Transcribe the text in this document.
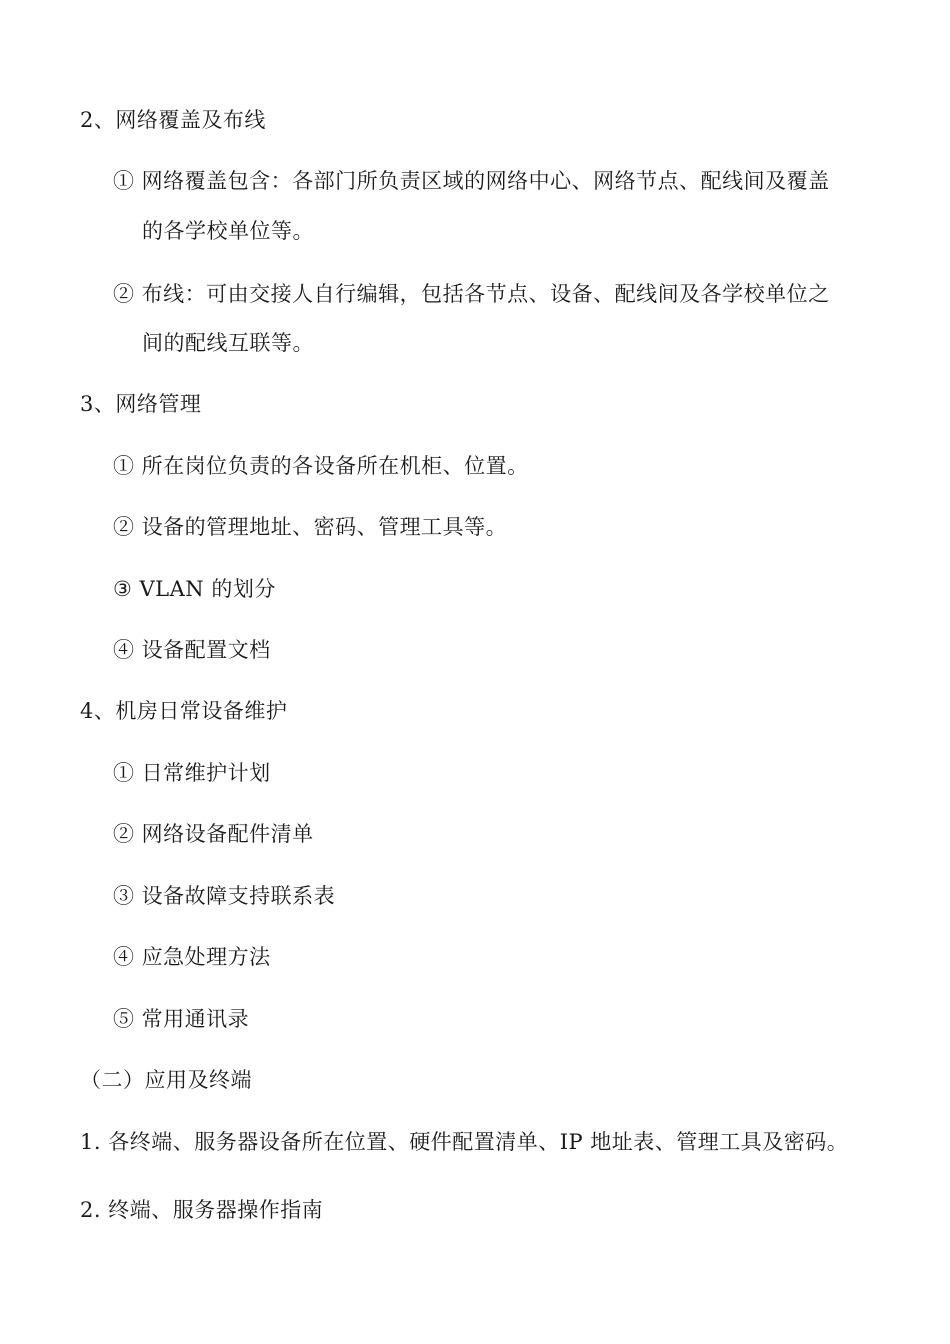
2、网络覆盖及布线
① 网络覆盖包含：各部门所负责区域的网络中心、网络节点、配线间及覆盖
的各学校单位等。
② 布线：可由交接人自行编辑，包括各节点、设备、配线间及各学校单位之
间的配线互联等。
3、网络管理
① 所在岗位负责的各设备所在机柜、位置。
② 设备的管理地址、密码、管理工具等。
③ VLAN 的划分
④ 设备配置文档
4、机房日常设备维护
① 日常维护计划
② 网络设备配件清单
③ 设备故障支持联系表
④ 应急处理方法
⑤ 常用通讯录
（二）应用及终端
1. 各终端、服务器设备所在位置、硬件配置清单、IP 地址表、管理工具及密码。
2. 终端、服务器操作指南
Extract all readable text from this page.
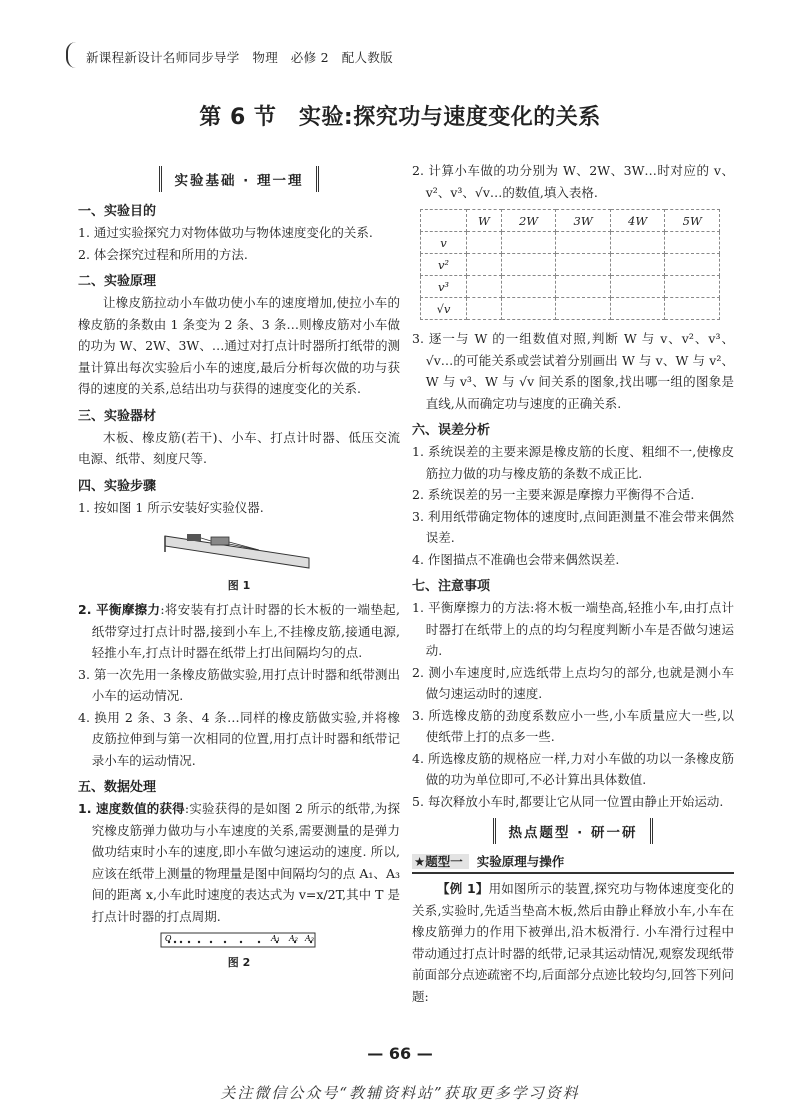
新课程新设计名师同步导学　物理　必修 2　配人教版
第 6 节　实验:探究功与速度变化的关系
实验基础 · 理一理
一、实验目的

1. 通过实验探究力对物体做功与物体速度变化的关系.

2. 体会探究过程和所用的方法.

二、实验原理

让橡皮筋拉动小车做功使小车的速度增加,使拉小车的橡皮筋的条数由 1 条变为 2 条、3 条…则橡皮筋对小车做的功为 W、2W、3W、…通过对打点计时器所打纸带的测量计算出每次实验后小车的速度,最后分析每次做的功与获得的速度的关系,总结出功与获得的速度变化的关系.

三、实验器材

木板、橡皮筋(若干)、小车、打点计时器、低压交流电源、纸带、刻度尺等.

四、实验步骤

1. 按如图 1 所示安装好实验仪器.

图 1

2. 平衡摩擦力:将安装有打点计时器的长木板的一端垫起,纸带穿过打点计时器,接到小车上,不挂橡皮筋,接通电源,轻推小车,打点计时器在纸带上打出间隔均匀的点.

3. 第一次先用一条橡皮筋做实验,用打点计时器和纸带测出小车的运动情况.

4. 换用 2 条、3 条、4 条…同样的橡皮筋做实验,并将橡皮筋拉伸到与第一次相同的位置,用打点计时器和纸带记录小车的运动情况.

五、数据处理

1. 速度数值的获得:实验获得的是如图 2 所示的纸带,为探究橡皮筋弹力做功与小车速度的关系,需要测量的是弹力做功结束时小车的速度,即小车做匀速运动的速度. 所以,应该在纸带上测量的物理量是图中间隔均匀的点 A₁、A₃ 间的距离 x,小车此时速度的表达式为 v=x/2T,其中 T 是打点计时器的打点周期.

O	A₁ A₂ A₃
图 2

2. 计算小车做的功分别为 W、2W、3W…时对应的 v、v²、v³、√v…的数值,填入表格.

	W	2W	3W	4W	5W
v					
v²					
v³					
√v					

3. 逐一与 W 的一组数值对照,判断 W 与 v、v²、v³、√v…的可能关系或尝试着分别画出 W 与 v、W 与 v²、W 与 v³、W 与 √v 间关系的图象,找出哪一组的图象是直线,从而确定功与速度的正确关系.

六、误差分析

1. 系统误差的主要来源是橡皮筋的长度、粗细不一,使橡皮筋拉力做的功与橡皮筋的条数不成正比.

2. 系统误差的另一主要来源是摩擦力平衡得不合适.

3. 利用纸带确定物体的速度时,点间距测量不准会带来偶然误差.

4. 作图描点不准确也会带来偶然误差.

七、注意事项

1. 平衡摩擦力的方法:将木板一端垫高,轻推小车,由打点计时器打在纸带上的点的均匀程度判断小车是否做匀速运动.

2. 测小车速度时,应选纸带上点均匀的部分,也就是测小车做匀速运动时的速度.

3. 所选橡皮筋的劲度系数应小一些,小车质量应大一些,以使纸带上打的点多一些.

4. 所选橡皮筋的规格应一样,力对小车做的功以一条橡皮筋做的功为单位即可,不必计算出具体数值.

5. 每次释放小车时,都要让它从同一位置由静止开始运动.

热点题型 · 研一研
★题型一 实验原理与操作

【例 1】用如图所示的装置,探究功与物体速度变化的关系,实验时,先适当垫高木板,然后由静止释放小车,小车在橡皮筋弹力的作用下被弹出,沿木板滑行. 小车滑行过程中带动通过打点计时器的纸带,记录其运动情况,观察发现纸带前面部分点迹疏密不均,后面部分点迹比较均匀,回答下列问题:

— 66 —
关注微信公众号“教辅资料站”获取更多学习资料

= = =

Where does the word "text" appear in the listing? List each line that holds it.

## SOLUTION TO THE PROBLEM
Transcribe the text in this document.
Extract all readable text from this page.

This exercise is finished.